* [Exercise aim]:
Return every entry exactly as written.

+++ Available data +++

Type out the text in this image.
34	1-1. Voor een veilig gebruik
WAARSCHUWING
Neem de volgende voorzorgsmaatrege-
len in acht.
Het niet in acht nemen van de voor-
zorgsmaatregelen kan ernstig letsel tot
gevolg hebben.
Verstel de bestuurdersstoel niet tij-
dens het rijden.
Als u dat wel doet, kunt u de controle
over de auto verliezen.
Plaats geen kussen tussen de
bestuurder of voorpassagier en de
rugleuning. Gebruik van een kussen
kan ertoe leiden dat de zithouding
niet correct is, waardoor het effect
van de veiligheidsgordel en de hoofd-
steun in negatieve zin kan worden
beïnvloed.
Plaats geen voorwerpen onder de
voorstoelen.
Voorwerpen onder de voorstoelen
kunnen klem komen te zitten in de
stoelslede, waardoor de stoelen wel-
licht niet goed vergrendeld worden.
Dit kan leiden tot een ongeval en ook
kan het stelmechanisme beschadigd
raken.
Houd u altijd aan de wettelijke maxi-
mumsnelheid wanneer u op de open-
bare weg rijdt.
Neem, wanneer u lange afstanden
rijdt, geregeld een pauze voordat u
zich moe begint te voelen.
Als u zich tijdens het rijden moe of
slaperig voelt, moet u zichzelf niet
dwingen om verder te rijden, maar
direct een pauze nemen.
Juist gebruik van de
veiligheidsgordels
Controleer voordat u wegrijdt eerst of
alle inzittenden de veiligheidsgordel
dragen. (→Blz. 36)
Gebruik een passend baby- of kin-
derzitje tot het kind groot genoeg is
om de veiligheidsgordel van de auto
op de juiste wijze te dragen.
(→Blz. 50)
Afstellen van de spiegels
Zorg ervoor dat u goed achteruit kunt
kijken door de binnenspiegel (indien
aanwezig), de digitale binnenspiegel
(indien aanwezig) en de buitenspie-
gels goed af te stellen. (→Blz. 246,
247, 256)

+++

* [Full output]:
Type out the text in this image.
34	1-1. Voor een veilig gebruik
WAARSCHUWING
Neem de volgende voorzorgsmaatrege-
len in acht.
Het niet in acht nemen van de voor-
zorgsmaatregelen kan ernstig letsel tot
gevolg hebben.
Verstel de bestuurdersstoel niet tij-
dens het rijden.
Als u dat wel doet, kunt u de controle
over de auto verliezen.
Plaats geen kussen tussen de
bestuurder of voorpassagier en de
rugleuning. Gebruik van een kussen
kan ertoe leiden dat de zithouding
niet correct is, waardoor het effect
van de veiligheidsgordel en de hoofd-
steun in negatieve zin kan worden
beïnvloed.
Plaats geen voorwerpen onder de
voorstoelen.
Voorwerpen onder de voorstoelen
kunnen klem komen te zitten in de
stoelslede, waardoor de stoelen wel-
licht niet goed vergrendeld worden.
Dit kan leiden tot een ongeval en ook
kan het stelmechanisme beschadigd
raken.
Houd u altijd aan de wettelijke maxi-
mumsnelheid wanneer u op de open-
bare weg rijdt.
Neem, wanneer u lange afstanden
rijdt, geregeld een pauze voordat u
zich moe begint te voelen.
Als u zich tijdens het rijden moe of
slaperig voelt, moet u zichzelf niet
dwingen om verder te rijden, maar
direct een pauze nemen.
Juist gebruik van de
veiligheidsgordels
Controleer voordat u wegrijdt eerst of
alle inzittenden de veiligheidsgordel
dragen. (→Blz. 36)
Gebruik een passend baby- of kin-
derzitje tot het kind groot genoeg is
om de veiligheidsgordel van de auto
op de juiste wijze te dragen.
(→Blz. 50)
Afstellen van de spiegels
Zorg ervoor dat u goed achteruit kunt
kijken door de binnenspiegel (indien
aanwezig), de digitale binnenspiegel
(indien aanwezig) en de buitenspie-
gels goed af te stellen. (→Blz. 246,
247, 256)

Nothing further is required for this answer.